Work to complete: Pick out each line below containing "fémur".

Provided data:

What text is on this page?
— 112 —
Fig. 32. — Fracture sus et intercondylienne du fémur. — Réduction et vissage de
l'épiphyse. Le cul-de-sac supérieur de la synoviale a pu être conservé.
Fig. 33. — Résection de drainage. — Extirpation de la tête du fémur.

Written solution:
Fig. 32. — Fracture sus et intercondylienne du fémur. — Réduction et vissage de
Fig. 33. — Résection de drainage. — Extirpation de la tête du fémur.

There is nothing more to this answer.